List each line in which the string "ජනරජය" appears.

=== Supplied data ===
[START]

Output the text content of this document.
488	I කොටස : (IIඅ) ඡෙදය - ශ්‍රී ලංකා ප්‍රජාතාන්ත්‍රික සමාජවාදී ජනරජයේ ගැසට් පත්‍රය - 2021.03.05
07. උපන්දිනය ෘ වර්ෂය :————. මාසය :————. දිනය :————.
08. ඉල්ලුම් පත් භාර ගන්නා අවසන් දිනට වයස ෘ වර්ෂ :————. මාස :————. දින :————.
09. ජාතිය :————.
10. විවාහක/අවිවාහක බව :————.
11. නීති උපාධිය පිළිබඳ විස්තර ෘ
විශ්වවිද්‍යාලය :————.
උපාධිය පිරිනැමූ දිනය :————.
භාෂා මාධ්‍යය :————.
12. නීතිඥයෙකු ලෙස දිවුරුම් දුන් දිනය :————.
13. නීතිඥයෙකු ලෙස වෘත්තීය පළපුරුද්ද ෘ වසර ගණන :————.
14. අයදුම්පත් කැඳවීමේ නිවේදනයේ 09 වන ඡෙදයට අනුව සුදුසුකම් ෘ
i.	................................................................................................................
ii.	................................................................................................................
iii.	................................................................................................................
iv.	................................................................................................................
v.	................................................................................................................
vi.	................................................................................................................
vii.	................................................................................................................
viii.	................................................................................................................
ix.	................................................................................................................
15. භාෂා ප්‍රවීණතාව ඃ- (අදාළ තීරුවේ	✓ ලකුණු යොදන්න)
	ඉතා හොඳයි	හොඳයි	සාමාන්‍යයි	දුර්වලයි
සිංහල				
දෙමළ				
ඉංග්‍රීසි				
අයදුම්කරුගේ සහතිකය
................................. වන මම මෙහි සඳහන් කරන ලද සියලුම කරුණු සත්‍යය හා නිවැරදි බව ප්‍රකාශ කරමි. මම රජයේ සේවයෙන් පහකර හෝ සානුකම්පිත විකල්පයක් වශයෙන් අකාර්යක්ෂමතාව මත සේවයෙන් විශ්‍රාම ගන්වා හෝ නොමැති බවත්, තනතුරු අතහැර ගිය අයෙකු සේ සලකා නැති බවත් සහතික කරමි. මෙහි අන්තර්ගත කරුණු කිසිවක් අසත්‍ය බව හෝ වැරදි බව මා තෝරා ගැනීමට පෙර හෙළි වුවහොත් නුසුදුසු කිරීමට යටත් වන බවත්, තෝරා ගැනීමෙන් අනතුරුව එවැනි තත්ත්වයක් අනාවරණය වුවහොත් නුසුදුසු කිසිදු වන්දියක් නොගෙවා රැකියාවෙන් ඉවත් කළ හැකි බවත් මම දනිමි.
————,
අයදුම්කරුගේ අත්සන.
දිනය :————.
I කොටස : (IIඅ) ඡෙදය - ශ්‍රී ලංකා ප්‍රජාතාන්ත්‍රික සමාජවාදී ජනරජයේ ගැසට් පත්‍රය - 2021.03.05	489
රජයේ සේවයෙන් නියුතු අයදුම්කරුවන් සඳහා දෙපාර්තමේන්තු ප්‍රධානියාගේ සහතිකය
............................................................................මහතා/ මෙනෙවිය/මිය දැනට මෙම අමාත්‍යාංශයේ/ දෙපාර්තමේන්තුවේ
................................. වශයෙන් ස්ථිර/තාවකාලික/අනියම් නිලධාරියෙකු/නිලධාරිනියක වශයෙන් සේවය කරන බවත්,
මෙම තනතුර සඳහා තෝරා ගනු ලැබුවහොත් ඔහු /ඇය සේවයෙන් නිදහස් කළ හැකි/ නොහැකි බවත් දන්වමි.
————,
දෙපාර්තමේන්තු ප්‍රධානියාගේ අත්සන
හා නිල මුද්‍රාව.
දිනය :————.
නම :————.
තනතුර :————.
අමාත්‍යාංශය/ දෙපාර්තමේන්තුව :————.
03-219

[END]

=== Answer to the problem ===
488	I කොටස : (IIඅ) ඡෙදය - ශ්‍රී ලංකා ප්‍රජාතාන්ත්‍රික සමාජවාදී ජනරජයේ ගැසට් පත්‍රය - 2021.03.05
I කොටස : (IIඅ) ඡෙදය - ශ්‍රී ලංකා ප්‍රජාතාන්ත්‍රික සමාජවාදී ජනරජයේ ගැසට් පත්‍රය - 2021.03.05	489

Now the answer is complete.